▶ RECORDS PROVIDED:
--

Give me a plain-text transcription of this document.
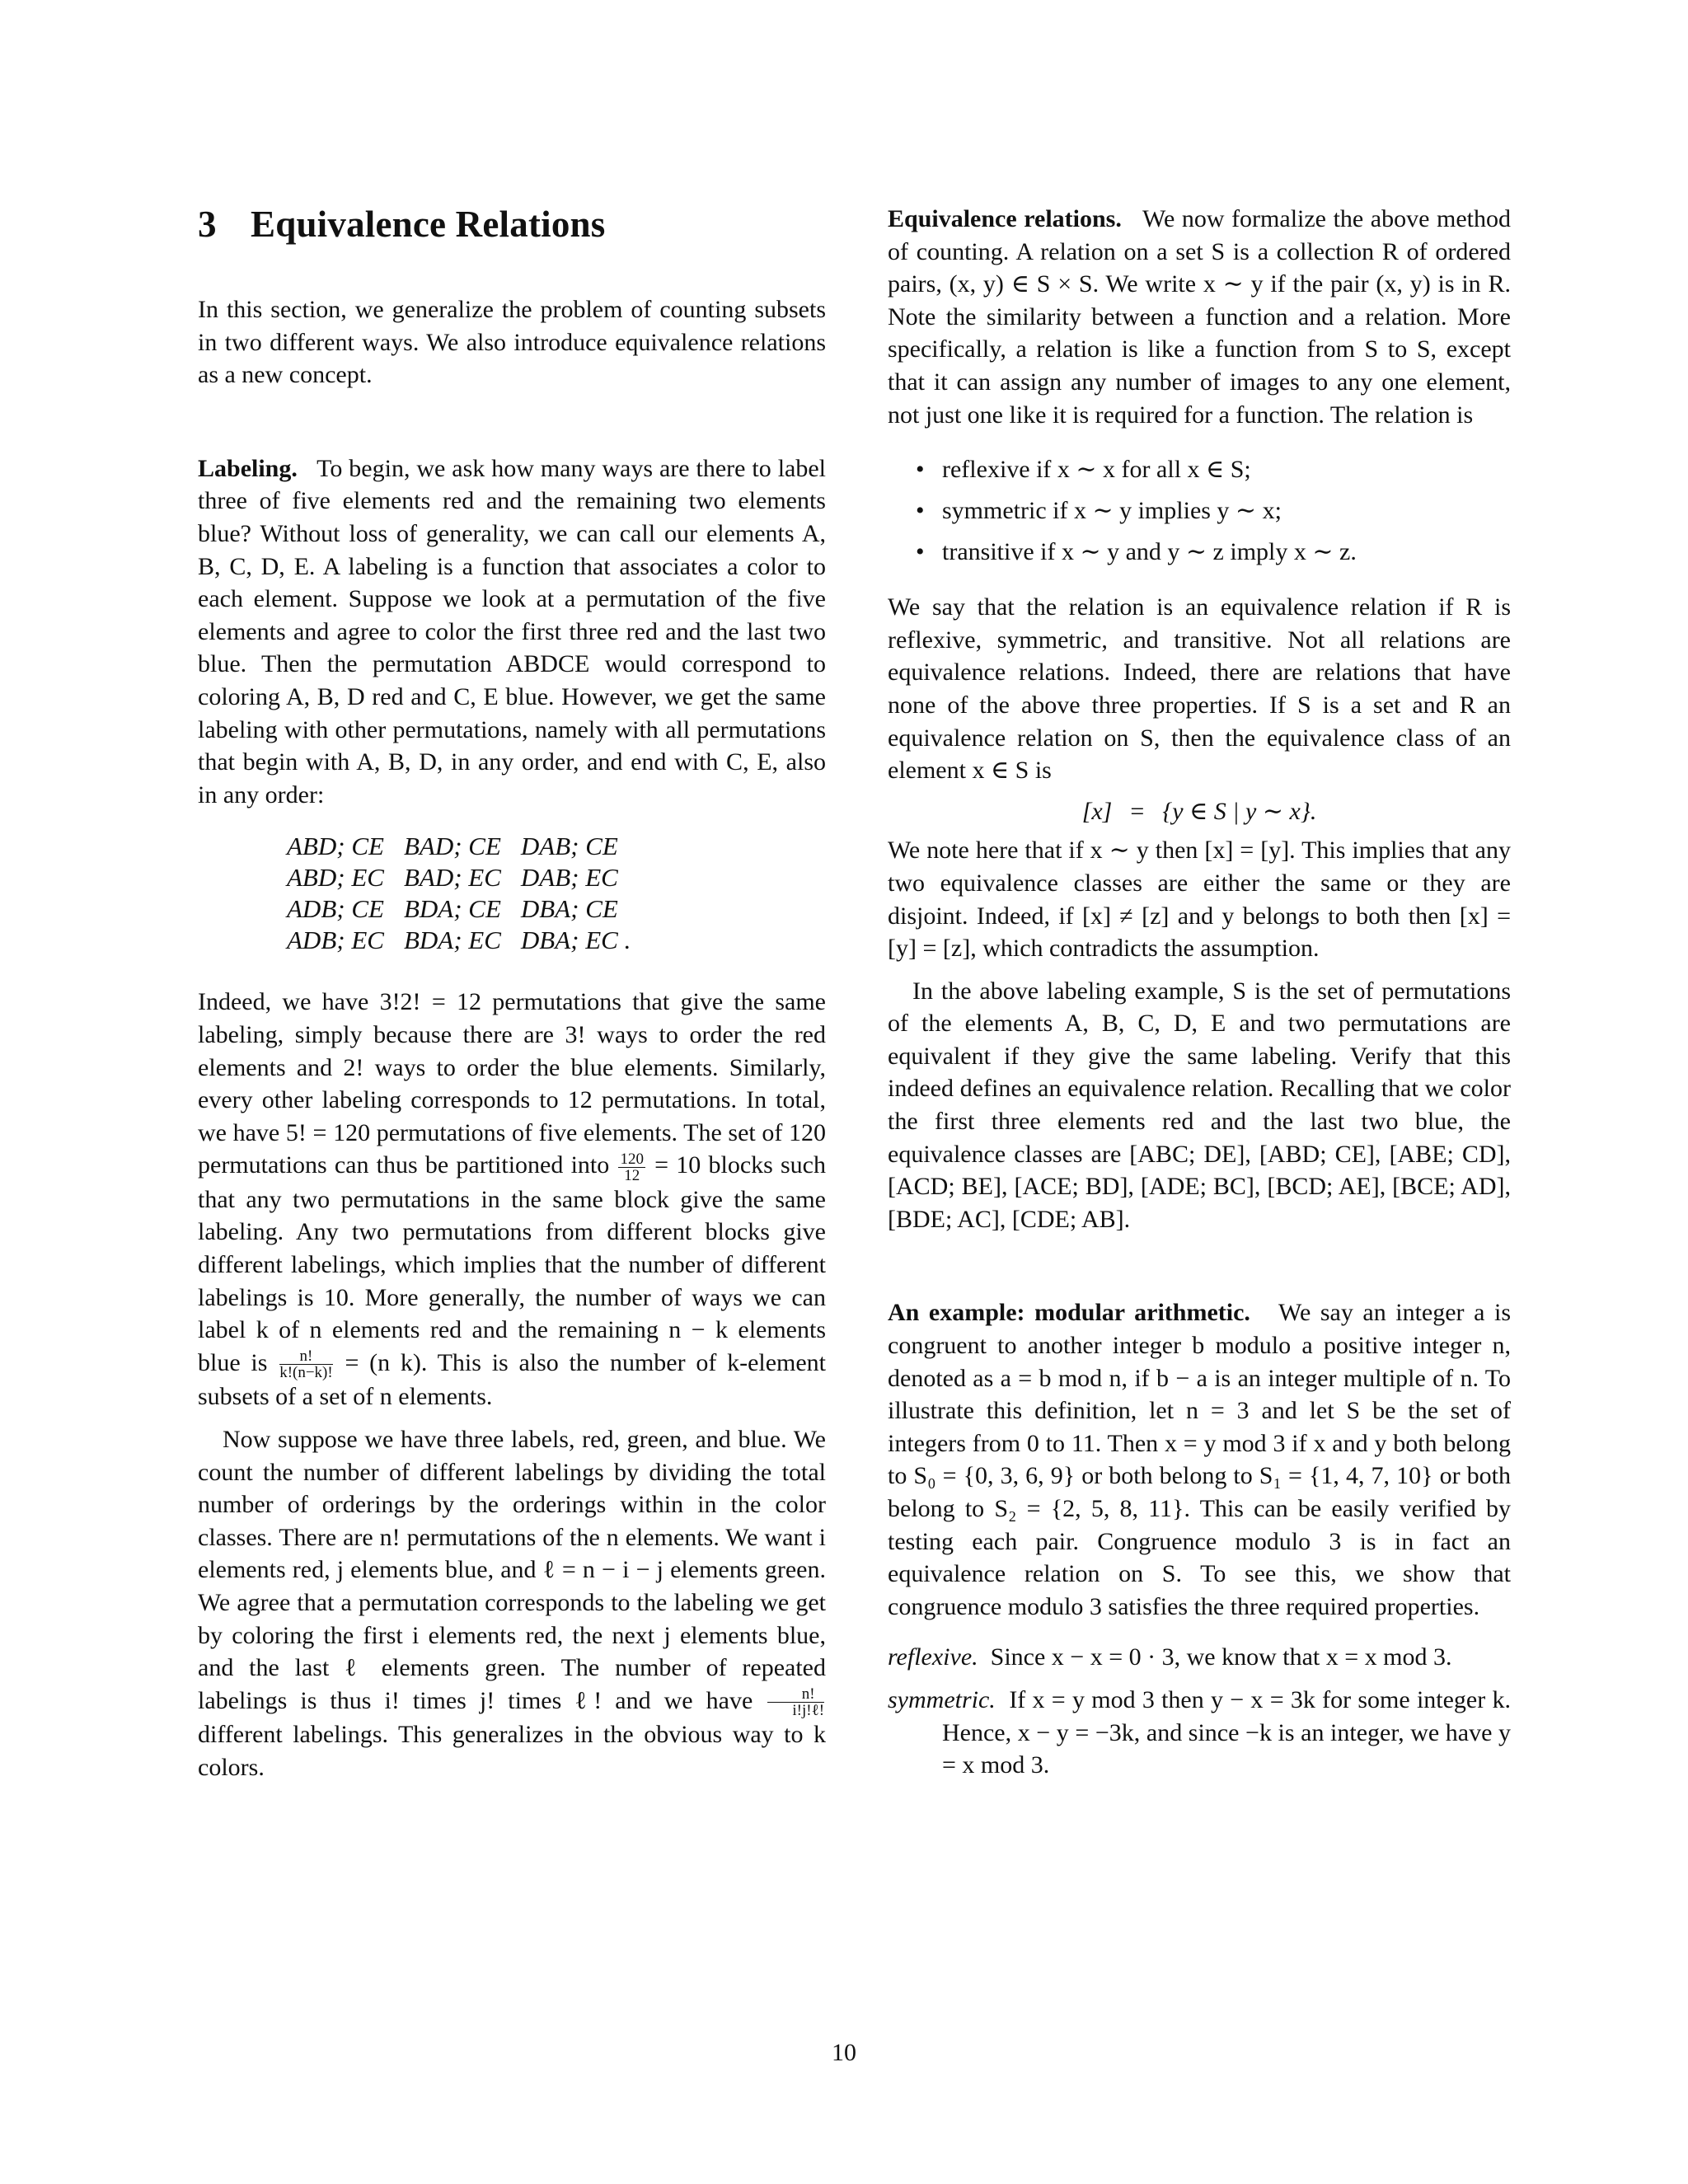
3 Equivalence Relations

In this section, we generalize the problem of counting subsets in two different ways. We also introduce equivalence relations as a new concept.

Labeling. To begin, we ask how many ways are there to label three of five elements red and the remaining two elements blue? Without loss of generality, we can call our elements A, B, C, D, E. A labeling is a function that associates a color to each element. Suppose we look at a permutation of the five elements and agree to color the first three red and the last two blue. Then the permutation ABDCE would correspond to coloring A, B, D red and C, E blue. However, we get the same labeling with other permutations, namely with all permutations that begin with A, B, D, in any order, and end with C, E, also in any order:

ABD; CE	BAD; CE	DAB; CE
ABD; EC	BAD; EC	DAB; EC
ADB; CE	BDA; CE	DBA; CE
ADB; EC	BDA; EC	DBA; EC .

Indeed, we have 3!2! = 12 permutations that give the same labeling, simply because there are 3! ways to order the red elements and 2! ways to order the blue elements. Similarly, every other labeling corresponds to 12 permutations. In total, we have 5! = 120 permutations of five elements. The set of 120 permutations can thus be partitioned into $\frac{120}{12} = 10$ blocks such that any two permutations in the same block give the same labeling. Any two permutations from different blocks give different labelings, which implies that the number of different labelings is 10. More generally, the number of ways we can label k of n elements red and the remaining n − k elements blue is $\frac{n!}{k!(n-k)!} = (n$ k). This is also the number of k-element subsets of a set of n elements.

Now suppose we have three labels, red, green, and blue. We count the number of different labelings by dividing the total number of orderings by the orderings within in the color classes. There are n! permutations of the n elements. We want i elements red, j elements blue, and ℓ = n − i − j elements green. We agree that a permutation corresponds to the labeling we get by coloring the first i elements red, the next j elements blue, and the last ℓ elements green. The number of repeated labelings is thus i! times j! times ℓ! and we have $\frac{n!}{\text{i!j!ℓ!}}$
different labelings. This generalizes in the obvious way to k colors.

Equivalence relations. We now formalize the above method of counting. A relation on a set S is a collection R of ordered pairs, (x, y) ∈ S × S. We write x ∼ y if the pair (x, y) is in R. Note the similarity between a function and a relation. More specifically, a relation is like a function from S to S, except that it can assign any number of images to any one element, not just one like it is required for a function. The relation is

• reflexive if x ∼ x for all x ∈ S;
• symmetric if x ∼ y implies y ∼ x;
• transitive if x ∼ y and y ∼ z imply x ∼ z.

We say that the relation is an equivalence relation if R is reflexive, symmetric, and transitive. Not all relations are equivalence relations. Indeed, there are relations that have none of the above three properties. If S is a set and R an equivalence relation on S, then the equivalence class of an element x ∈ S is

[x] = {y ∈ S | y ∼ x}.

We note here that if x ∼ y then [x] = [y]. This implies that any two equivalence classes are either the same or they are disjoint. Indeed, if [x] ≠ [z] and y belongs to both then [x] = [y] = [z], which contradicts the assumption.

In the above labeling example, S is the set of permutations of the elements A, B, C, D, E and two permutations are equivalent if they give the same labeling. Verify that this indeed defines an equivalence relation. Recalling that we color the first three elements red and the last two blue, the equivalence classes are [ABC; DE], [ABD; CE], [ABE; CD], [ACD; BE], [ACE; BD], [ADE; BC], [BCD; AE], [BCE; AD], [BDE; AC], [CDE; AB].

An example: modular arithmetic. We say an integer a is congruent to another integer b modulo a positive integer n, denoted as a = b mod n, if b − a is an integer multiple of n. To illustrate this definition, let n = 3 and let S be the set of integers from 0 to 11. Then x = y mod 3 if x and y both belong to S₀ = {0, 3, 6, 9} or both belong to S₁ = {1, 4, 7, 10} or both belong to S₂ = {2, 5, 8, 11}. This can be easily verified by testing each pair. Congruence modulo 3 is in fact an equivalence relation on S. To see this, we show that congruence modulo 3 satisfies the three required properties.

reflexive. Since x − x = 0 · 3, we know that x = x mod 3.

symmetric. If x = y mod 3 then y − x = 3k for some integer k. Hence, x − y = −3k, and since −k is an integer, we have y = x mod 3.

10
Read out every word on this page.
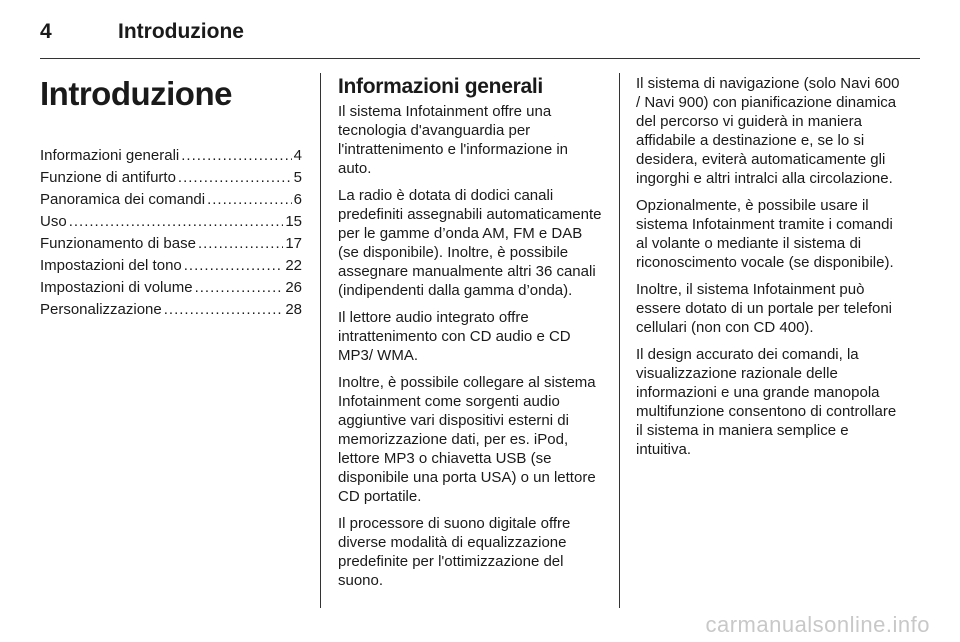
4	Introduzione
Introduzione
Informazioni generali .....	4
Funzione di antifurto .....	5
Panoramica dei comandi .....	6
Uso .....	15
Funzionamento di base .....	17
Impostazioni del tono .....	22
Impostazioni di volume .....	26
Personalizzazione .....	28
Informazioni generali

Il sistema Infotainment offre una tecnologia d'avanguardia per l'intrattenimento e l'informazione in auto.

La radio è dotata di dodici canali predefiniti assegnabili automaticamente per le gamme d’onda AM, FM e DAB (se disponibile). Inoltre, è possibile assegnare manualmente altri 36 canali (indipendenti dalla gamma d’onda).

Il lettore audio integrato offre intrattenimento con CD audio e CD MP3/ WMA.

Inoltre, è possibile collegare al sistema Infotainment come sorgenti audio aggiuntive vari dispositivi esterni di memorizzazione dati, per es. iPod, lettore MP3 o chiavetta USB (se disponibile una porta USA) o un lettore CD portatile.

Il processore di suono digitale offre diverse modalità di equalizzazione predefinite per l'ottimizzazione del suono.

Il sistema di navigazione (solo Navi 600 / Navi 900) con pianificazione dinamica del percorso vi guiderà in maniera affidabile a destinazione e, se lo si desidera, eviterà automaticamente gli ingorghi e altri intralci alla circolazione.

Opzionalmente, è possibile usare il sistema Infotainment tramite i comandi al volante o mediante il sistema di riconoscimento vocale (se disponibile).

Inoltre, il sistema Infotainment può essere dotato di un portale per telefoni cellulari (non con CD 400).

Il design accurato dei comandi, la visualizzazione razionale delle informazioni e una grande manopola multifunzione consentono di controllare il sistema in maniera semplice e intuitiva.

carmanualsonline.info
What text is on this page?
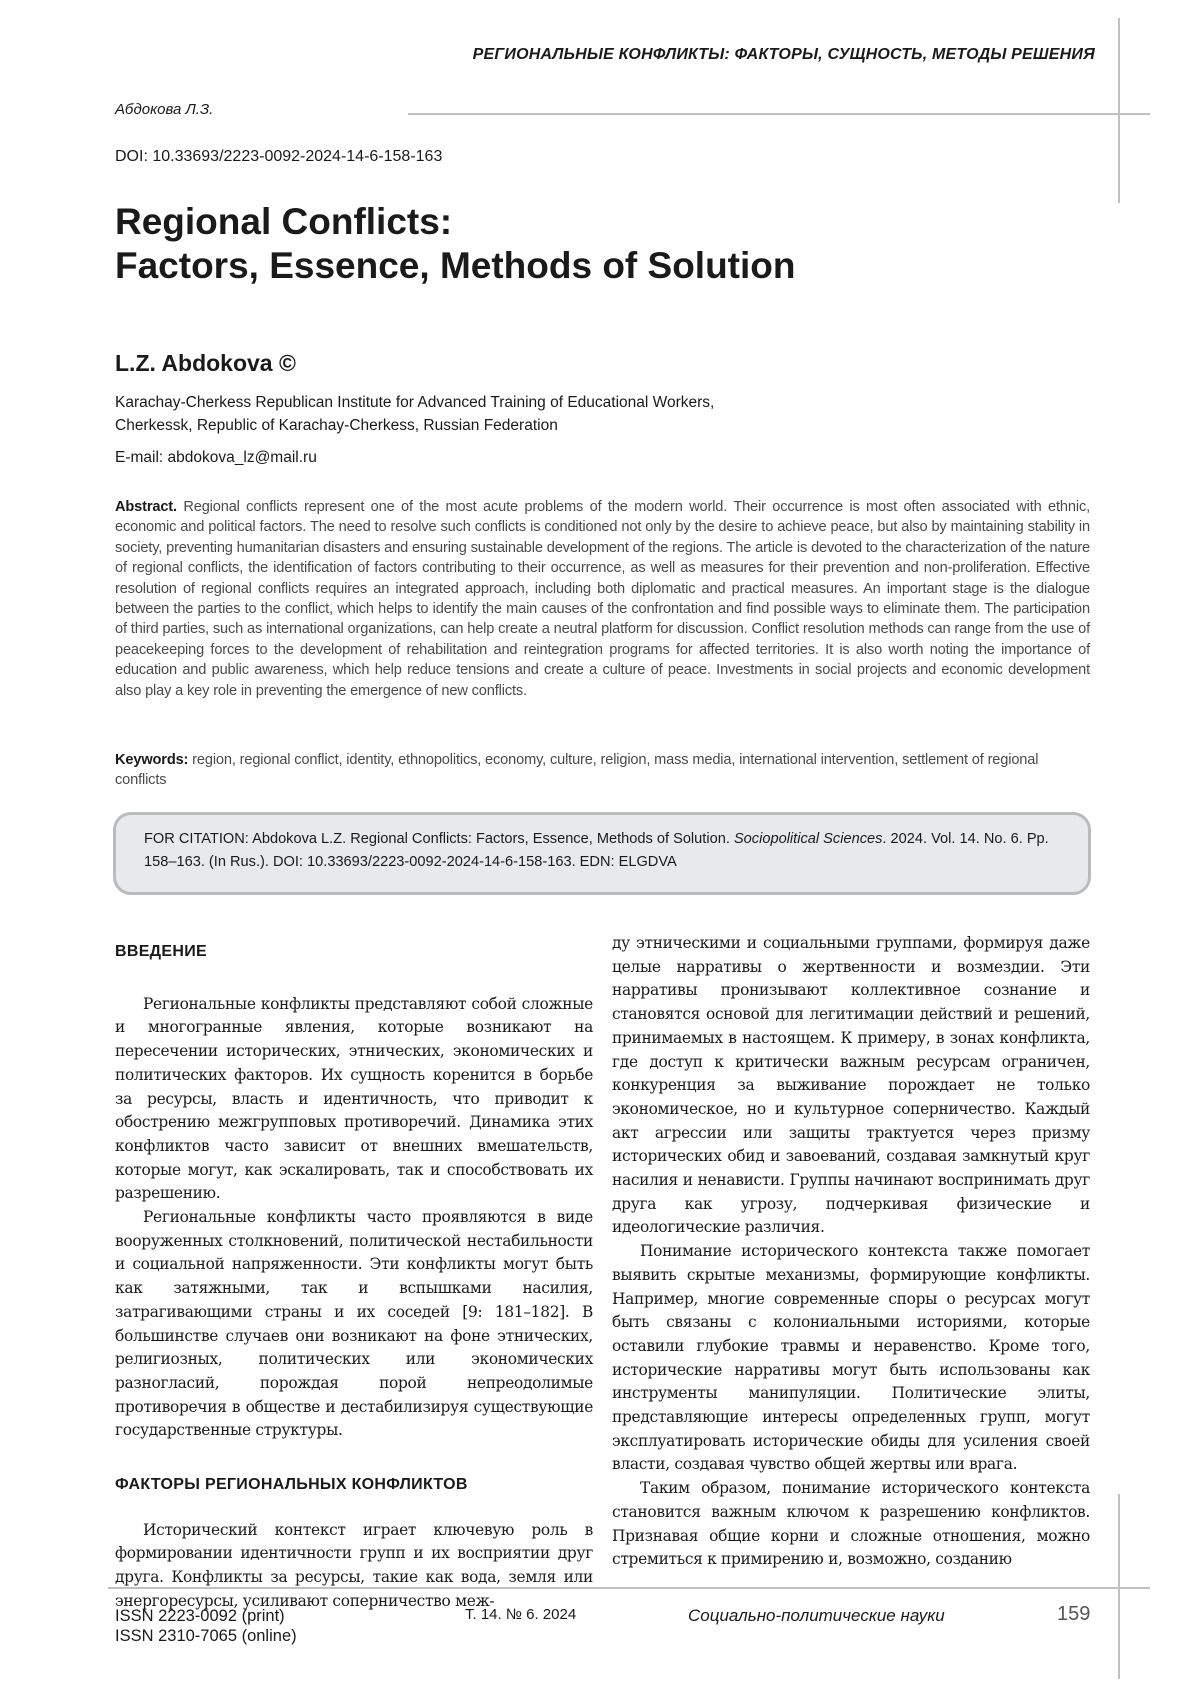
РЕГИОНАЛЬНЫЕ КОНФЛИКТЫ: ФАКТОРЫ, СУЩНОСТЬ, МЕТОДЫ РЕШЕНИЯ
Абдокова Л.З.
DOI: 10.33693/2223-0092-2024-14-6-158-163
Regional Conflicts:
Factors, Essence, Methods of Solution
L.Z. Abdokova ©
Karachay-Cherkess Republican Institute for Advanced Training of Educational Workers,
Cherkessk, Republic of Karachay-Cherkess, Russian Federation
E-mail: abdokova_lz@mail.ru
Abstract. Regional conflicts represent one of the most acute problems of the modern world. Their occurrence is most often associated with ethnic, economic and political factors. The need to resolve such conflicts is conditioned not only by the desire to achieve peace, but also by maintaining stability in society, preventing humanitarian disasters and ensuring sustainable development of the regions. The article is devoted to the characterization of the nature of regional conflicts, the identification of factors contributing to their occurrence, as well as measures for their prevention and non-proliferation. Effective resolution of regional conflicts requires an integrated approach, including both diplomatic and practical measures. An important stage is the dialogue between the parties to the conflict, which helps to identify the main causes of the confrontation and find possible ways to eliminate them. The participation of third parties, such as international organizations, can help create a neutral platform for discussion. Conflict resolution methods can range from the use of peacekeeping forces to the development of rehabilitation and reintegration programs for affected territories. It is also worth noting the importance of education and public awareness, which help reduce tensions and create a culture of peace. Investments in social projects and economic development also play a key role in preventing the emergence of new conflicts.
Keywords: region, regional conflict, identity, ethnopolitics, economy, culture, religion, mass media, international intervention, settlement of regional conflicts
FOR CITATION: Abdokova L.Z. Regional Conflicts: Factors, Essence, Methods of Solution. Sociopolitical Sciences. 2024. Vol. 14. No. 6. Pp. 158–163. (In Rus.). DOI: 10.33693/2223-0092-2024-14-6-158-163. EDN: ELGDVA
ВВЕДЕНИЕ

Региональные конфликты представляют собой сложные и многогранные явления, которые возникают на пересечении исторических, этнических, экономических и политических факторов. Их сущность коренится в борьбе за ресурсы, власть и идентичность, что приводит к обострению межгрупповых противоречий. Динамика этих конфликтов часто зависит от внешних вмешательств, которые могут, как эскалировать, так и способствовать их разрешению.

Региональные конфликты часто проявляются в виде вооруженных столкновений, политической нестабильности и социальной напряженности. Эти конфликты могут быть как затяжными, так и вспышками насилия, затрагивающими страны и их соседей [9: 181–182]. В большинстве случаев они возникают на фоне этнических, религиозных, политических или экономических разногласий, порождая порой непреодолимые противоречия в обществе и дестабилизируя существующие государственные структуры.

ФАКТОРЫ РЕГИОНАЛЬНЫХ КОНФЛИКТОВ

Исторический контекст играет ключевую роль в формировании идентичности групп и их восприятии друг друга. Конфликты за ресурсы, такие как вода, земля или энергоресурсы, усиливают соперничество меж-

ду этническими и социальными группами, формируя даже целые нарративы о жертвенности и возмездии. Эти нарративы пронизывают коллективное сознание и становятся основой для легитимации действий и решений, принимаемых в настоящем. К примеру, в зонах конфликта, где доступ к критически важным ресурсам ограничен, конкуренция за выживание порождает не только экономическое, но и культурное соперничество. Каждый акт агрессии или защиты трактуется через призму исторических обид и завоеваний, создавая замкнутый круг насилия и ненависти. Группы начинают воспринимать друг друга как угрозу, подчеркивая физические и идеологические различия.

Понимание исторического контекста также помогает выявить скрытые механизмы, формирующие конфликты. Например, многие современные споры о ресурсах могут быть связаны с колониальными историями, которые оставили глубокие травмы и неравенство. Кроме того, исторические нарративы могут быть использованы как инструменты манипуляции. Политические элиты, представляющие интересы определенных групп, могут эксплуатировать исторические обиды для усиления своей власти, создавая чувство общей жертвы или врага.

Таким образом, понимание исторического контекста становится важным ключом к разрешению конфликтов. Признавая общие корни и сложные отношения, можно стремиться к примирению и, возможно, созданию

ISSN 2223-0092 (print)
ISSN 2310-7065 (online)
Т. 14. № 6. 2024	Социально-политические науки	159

--

Which lines hold the word "ФАКТОРЫ"? Copy each of them from the records.

▶ SOLUTION TO THE PROBLEM:
РЕГИОНАЛЬНЫЕ КОНФЛИКТЫ: ФАКТОРЫ, СУЩНОСТЬ, МЕТОДЫ РЕШЕНИЯ
ФАКТОРЫ РЕГИОНАЛЬНЫХ КОНФЛИКТОВ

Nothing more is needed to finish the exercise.